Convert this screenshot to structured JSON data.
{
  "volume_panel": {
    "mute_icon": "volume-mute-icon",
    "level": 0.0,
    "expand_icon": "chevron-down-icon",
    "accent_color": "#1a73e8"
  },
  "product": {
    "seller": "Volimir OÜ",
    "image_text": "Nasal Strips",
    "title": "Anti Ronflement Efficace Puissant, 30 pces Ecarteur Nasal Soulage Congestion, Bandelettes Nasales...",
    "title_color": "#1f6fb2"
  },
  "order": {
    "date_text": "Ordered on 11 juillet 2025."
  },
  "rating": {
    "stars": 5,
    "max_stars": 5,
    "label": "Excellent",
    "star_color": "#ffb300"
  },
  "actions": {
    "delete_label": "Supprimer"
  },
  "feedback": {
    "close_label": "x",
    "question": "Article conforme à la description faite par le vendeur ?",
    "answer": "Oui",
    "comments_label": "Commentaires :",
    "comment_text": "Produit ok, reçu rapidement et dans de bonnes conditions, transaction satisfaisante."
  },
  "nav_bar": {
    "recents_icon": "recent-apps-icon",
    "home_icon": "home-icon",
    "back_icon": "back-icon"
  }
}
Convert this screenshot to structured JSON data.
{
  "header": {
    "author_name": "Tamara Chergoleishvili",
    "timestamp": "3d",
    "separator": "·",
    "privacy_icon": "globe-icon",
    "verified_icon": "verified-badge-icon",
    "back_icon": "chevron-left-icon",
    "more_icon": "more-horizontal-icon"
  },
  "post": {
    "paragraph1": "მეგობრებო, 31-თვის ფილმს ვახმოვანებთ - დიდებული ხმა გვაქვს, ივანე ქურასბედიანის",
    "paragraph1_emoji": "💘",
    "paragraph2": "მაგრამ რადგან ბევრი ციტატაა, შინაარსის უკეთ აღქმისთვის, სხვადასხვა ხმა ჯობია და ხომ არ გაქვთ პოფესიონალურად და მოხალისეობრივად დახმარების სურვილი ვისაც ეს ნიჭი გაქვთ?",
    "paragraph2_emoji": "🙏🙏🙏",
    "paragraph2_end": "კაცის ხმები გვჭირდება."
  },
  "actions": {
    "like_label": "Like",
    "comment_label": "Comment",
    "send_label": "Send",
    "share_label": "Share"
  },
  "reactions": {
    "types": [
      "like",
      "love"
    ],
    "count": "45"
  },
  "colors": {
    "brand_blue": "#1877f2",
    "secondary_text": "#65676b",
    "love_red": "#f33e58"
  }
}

★ ★ ★

DESCRIPTION OF THE TASK:
Transcribe the material exactly as it reads.

EXERCISE RESULT:
Convert this screenshot to structured JSON data.
{
  "volume_panel": {
    "mute_icon": "volume-mute-icon",
    "level": 0.0,
    "expand_icon": "chevron-down-icon",
    "accent_color": "#1a73e8"
  },
  "product": {
    "seller": "Volimir OÜ",
    "image_text": "Nasal Strips",
    "title": "Anti Ronflement Efficace Puissant, 30 pces Ecarteur Nasal Soulage Congestion, Bandelettes Nasales...",
    "title_color": "#1f6fb2"
  },
  "order": {
    "date_text": "Ordered on 11 juillet 2025."
  },
  "rating": {
    "stars": 5,
    "max_stars": 5,
    "label": "Excellent",
    "star_color": "#ffb300"
  },
  "actions": {
    "delete_label": "Supprimer"
  },
  "feedback": {
    "close_label": "x",
    "question": "Article conforme à la description faite par le vendeur ?",
    "answer": "Oui",
    "comments_label": "Commentaires :",
    "comment_text": "Produit ok, reçu rapidement et dans de bonnes conditions, transaction satisfaisante."
  },
  "nav_bar": {
    "recents_icon": "recent-apps-icon",
    "home_icon": "home-icon",
    "back_icon": "back-icon"
  }
}
Convert this screenshot to structured JSON data.
{
  "header": {
    "author_name": "Tamara Chergoleishvili",
    "timestamp": "3d",
    "separator": "·",
    "privacy_icon": "globe-icon",
    "verified_icon": "verified-badge-icon",
    "back_icon": "chevron-left-icon",
    "more_icon": "more-horizontal-icon"
  },
  "post": {
    "paragraph1": "მეგობრებო, 31-თვის ფილმს ვახმოვანებთ - დიდებული ხმა გვაქვს, ივანე ქურასბედიანის",
    "paragraph1_emoji": "💘",
    "paragraph2": "მაგრამ რადგან ბევრი ციტატაა, შინაარსის უკეთ აღქმისთვის, სხვადასხვა ხმა ჯობია და ხომ არ გაქვთ პოფესიონალურად და მოხალისეობრივად დახმარების სურვილი ვისაც ეს ნიჭი გაქვთ?",
    "paragraph2_emoji": "🙏🙏🙏",
    "paragraph2_end": "კაცის ხმები გვჭირდება."
  },
  "actions": {
    "like_label": "Like",
    "comment_label": "Comment",
    "send_label": "Send",
    "share_label": "Share"
  },
  "reactions": {
    "types": [
      "like",
      "love"
    ],
    "count": "45"
  },
  "colors": {
    "brand_blue": "#1877f2",
    "secondary_text": "#65676b",
    "love_red": "#f33e58"
  }
}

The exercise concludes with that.